Transcribe each record exactly. Include every one.

-- BEGIN --

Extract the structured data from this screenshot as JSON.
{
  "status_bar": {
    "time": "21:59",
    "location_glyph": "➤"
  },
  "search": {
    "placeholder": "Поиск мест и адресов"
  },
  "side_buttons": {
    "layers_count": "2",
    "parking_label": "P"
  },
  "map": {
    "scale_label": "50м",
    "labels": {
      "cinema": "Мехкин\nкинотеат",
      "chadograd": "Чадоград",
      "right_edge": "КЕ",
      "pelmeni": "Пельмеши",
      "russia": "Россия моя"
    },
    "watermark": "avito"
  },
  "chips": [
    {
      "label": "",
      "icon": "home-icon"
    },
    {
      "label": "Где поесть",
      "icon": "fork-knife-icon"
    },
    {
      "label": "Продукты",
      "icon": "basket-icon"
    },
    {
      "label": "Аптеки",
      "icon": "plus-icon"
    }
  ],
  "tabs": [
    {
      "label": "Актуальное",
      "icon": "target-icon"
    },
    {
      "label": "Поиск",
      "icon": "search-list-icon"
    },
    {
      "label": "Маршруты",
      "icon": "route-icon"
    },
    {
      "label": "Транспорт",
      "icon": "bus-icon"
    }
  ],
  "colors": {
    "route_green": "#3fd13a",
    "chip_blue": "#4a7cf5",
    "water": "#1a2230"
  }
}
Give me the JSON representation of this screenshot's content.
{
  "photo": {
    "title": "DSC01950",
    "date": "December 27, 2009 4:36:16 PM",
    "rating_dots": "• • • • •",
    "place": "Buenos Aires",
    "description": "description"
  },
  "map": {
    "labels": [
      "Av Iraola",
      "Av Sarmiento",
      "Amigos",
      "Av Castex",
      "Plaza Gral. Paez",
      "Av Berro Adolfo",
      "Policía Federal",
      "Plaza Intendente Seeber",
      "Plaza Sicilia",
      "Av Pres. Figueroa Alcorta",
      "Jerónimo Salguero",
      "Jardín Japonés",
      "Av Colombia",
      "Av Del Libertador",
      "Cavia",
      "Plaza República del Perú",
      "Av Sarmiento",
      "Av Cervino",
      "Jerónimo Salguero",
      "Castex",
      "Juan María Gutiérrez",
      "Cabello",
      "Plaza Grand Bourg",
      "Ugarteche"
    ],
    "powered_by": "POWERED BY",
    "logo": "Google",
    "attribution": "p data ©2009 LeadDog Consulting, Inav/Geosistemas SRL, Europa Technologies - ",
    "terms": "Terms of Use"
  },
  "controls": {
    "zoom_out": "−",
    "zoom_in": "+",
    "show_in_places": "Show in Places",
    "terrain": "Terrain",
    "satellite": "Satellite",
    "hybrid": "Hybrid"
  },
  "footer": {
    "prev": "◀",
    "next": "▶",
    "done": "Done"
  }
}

-- END --

◆ THE SOLUTION
Extract the structured data from this screenshot as JSON.
{
  "status_bar": {
    "time": "21:59",
    "location_glyph": "➤"
  },
  "search": {
    "placeholder": "Поиск мест и адресов"
  },
  "side_buttons": {
    "layers_count": "2",
    "parking_label": "P"
  },
  "map": {
    "scale_label": "50м",
    "labels": {
      "cinema": "Мехкин\nкинотеат",
      "chadograd": "Чадоград",
      "right_edge": "КЕ",
      "pelmeni": "Пельмеши",
      "russia": "Россия моя"
    },
    "watermark": "avito"
  },
  "chips": [
    {
      "label": "",
      "icon": "home-icon"
    },
    {
      "label": "Где поесть",
      "icon": "fork-knife-icon"
    },
    {
      "label": "Продукты",
      "icon": "basket-icon"
    },
    {
      "label": "Аптеки",
      "icon": "plus-icon"
    }
  ],
  "tabs": [
    {
      "label": "Актуальное",
      "icon": "target-icon"
    },
    {
      "label": "Поиск",
      "icon": "search-list-icon"
    },
    {
      "label": "Маршруты",
      "icon": "route-icon"
    },
    {
      "label": "Транспорт",
      "icon": "bus-icon"
    }
  ],
  "colors": {
    "route_green": "#3fd13a",
    "chip_blue": "#4a7cf5",
    "water": "#1a2230"
  }
}
Give me the JSON representation of this screenshot's content.
{
  "photo": {
    "title": "DSC01950",
    "date": "December 27, 2009 4:36:16 PM",
    "rating_dots": "• • • • •",
    "place": "Buenos Aires",
    "description": "description"
  },
  "map": {
    "labels": [
      "Av Iraola",
      "Av Sarmiento",
      "Amigos",
      "Av Castex",
      "Plaza Gral. Paez",
      "Av Berro Adolfo",
      "Policía Federal",
      "Plaza Intendente Seeber",
      "Plaza Sicilia",
      "Av Pres. Figueroa Alcorta",
      "Jerónimo Salguero",
      "Jardín Japonés",
      "Av Colombia",
      "Av Del Libertador",
      "Cavia",
      "Plaza República del Perú",
      "Av Sarmiento",
      "Av Cervino",
      "Jerónimo Salguero",
      "Castex",
      "Juan María Gutiérrez",
      "Cabello",
      "Plaza Grand Bourg",
      "Ugarteche"
    ],
    "powered_by": "POWERED BY",
    "logo": "Google",
    "attribution": "p data ©2009 LeadDog Consulting, Inav/Geosistemas SRL, Europa Technologies - ",
    "terms": "Terms of Use"
  },
  "controls": {
    "zoom_out": "−",
    "zoom_in": "+",
    "show_in_places": "Show in Places",
    "terrain": "Terrain",
    "satellite": "Satellite",
    "hybrid": "Hybrid"
  },
  "footer": {
    "prev": "◀",
    "next": "▶",
    "done": "Done"
  }
}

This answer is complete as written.